[Stored entries]
● ● ● ● ●

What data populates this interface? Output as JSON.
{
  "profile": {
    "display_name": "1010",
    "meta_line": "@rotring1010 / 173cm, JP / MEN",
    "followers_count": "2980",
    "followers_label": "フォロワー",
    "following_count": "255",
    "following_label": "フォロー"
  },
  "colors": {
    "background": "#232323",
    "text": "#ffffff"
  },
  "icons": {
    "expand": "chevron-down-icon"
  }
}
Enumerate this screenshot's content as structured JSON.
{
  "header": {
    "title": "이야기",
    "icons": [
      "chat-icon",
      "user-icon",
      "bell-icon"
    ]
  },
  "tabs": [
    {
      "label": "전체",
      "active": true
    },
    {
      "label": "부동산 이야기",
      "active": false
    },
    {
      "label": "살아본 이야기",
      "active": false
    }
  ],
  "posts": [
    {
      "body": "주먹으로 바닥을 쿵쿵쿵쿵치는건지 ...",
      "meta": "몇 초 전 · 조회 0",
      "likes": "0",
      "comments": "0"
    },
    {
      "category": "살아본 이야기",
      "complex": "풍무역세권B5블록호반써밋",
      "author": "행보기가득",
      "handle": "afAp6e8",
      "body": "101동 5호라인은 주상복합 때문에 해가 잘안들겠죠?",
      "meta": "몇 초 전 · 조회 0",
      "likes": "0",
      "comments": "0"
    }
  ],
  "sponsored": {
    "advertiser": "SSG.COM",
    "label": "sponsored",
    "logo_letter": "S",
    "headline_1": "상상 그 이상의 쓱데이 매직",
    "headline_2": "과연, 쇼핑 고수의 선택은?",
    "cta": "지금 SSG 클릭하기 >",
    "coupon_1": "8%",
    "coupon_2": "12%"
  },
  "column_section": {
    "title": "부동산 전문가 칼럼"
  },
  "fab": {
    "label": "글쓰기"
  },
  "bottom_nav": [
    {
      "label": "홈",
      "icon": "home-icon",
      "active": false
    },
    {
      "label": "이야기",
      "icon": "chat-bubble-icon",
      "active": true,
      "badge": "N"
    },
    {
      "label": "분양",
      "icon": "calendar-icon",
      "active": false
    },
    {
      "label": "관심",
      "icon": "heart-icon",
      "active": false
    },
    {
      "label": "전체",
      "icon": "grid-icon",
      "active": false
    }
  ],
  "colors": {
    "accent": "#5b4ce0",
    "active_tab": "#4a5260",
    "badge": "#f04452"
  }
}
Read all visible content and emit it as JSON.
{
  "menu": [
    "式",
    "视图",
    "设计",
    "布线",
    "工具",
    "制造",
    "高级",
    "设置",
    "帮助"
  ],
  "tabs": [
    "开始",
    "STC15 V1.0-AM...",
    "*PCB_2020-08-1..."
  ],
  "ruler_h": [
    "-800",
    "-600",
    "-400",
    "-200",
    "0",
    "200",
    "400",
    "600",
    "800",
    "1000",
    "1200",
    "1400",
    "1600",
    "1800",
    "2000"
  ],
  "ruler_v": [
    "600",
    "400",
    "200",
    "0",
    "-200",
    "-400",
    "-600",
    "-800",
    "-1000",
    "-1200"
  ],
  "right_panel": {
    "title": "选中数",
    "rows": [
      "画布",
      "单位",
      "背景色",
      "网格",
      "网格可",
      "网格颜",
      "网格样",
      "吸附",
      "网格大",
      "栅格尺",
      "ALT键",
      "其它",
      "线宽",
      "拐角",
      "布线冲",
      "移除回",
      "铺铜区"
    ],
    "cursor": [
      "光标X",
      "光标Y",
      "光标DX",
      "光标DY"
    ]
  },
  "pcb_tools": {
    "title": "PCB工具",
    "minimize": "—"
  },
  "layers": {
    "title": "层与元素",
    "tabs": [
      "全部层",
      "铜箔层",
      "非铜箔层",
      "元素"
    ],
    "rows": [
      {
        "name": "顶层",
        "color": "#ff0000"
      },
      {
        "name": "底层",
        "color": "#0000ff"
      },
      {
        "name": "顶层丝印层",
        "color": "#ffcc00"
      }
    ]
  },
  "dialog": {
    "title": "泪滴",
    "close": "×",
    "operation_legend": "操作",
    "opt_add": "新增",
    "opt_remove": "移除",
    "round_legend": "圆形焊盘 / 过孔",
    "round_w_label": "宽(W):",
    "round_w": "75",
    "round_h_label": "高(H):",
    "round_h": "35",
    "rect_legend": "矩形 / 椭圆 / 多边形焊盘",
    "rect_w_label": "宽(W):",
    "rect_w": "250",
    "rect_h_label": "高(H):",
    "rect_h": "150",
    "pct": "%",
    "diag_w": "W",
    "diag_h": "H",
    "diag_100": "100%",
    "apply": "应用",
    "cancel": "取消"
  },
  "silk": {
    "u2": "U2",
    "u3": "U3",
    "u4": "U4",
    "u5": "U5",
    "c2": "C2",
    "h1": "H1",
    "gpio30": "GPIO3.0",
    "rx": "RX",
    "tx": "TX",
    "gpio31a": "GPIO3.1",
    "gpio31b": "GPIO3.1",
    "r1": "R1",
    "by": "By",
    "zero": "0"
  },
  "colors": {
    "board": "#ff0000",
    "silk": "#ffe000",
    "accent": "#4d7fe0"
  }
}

● ● ● ● ●

Output the complete data exactly as written.

What data populates this interface? Output as JSON.
{
  "profile": {
    "display_name": "1010",
    "meta_line": "@rotring1010 / 173cm, JP / MEN",
    "followers_count": "2980",
    "followers_label": "フォロワー",
    "following_count": "255",
    "following_label": "フォロー"
  },
  "colors": {
    "background": "#232323",
    "text": "#ffffff"
  },
  "icons": {
    "expand": "chevron-down-icon"
  }
}
Enumerate this screenshot's content as structured JSON.
{
  "header": {
    "title": "이야기",
    "icons": [
      "chat-icon",
      "user-icon",
      "bell-icon"
    ]
  },
  "tabs": [
    {
      "label": "전체",
      "active": true
    },
    {
      "label": "부동산 이야기",
      "active": false
    },
    {
      "label": "살아본 이야기",
      "active": false
    }
  ],
  "posts": [
    {
      "body": "주먹으로 바닥을 쿵쿵쿵쿵치는건지 ...",
      "meta": "몇 초 전 · 조회 0",
      "likes": "0",
      "comments": "0"
    },
    {
      "category": "살아본 이야기",
      "complex": "풍무역세권B5블록호반써밋",
      "author": "행보기가득",
      "handle": "afAp6e8",
      "body": "101동 5호라인은 주상복합 때문에 해가 잘안들겠죠?",
      "meta": "몇 초 전 · 조회 0",
      "likes": "0",
      "comments": "0"
    }
  ],
  "sponsored": {
    "advertiser": "SSG.COM",
    "label": "sponsored",
    "logo_letter": "S",
    "headline_1": "상상 그 이상의 쓱데이 매직",
    "headline_2": "과연, 쇼핑 고수의 선택은?",
    "cta": "지금 SSG 클릭하기 >",
    "coupon_1": "8%",
    "coupon_2": "12%"
  },
  "column_section": {
    "title": "부동산 전문가 칼럼"
  },
  "fab": {
    "label": "글쓰기"
  },
  "bottom_nav": [
    {
      "label": "홈",
      "icon": "home-icon",
      "active": false
    },
    {
      "label": "이야기",
      "icon": "chat-bubble-icon",
      "active": true,
      "badge": "N"
    },
    {
      "label": "분양",
      "icon": "calendar-icon",
      "active": false
    },
    {
      "label": "관심",
      "icon": "heart-icon",
      "active": false
    },
    {
      "label": "전체",
      "icon": "grid-icon",
      "active": false
    }
  ],
  "colors": {
    "accent": "#5b4ce0",
    "active_tab": "#4a5260",
    "badge": "#f04452"
  }
}
Read all visible content and emit it as JSON.
{
  "menu": [
    "式",
    "视图",
    "设计",
    "布线",
    "工具",
    "制造",
    "高级",
    "设置",
    "帮助"
  ],
  "tabs": [
    "开始",
    "STC15 V1.0-AM...",
    "*PCB_2020-08-1..."
  ],
  "ruler_h": [
    "-800",
    "-600",
    "-400",
    "-200",
    "0",
    "200",
    "400",
    "600",
    "800",
    "1000",
    "1200",
    "1400",
    "1600",
    "1800",
    "2000"
  ],
  "ruler_v": [
    "600",
    "400",
    "200",
    "0",
    "-200",
    "-400",
    "-600",
    "-800",
    "-1000",
    "-1200"
  ],
  "right_panel": {
    "title": "选中数",
    "rows": [
      "画布",
      "单位",
      "背景色",
      "网格",
      "网格可",
      "网格颜",
      "网格样",
      "吸附",
      "网格大",
      "栅格尺",
      "ALT键",
      "其它",
      "线宽",
      "拐角",
      "布线冲",
      "移除回",
      "铺铜区"
    ],
    "cursor": [
      "光标X",
      "光标Y",
      "光标DX",
      "光标DY"
    ]
  },
  "pcb_tools": {
    "title": "PCB工具",
    "minimize": "—"
  },
  "layers": {
    "title": "层与元素",
    "tabs": [
      "全部层",
      "铜箔层",
      "非铜箔层",
      "元素"
    ],
    "rows": [
      {
        "name": "顶层",
        "color": "#ff0000"
      },
      {
        "name": "底层",
        "color": "#0000ff"
      },
      {
        "name": "顶层丝印层",
        "color": "#ffcc00"
      }
    ]
  },
  "dialog": {
    "title": "泪滴",
    "close": "×",
    "operation_legend": "操作",
    "opt_add": "新增",
    "opt_remove": "移除",
    "round_legend": "圆形焊盘 / 过孔",
    "round_w_label": "宽(W):",
    "round_w": "75",
    "round_h_label": "高(H):",
    "round_h": "35",
    "rect_legend": "矩形 / 椭圆 / 多边形焊盘",
    "rect_w_label": "宽(W):",
    "rect_w": "250",
    "rect_h_label": "高(H):",
    "rect_h": "150",
    "pct": "%",
    "diag_w": "W",
    "diag_h": "H",
    "diag_100": "100%",
    "apply": "应用",
    "cancel": "取消"
  },
  "silk": {
    "u2": "U2",
    "u3": "U3",
    "u4": "U4",
    "u5": "U5",
    "c2": "C2",
    "h1": "H1",
    "gpio30": "GPIO3.0",
    "rx": "RX",
    "tx": "TX",
    "gpio31a": "GPIO3.1",
    "gpio31b": "GPIO3.1",
    "r1": "R1",
    "by": "By",
    "zero": "0"
  },
  "colors": {
    "board": "#ff0000",
    "silk": "#ffe000",
    "accent": "#4d7fe0"
  }
}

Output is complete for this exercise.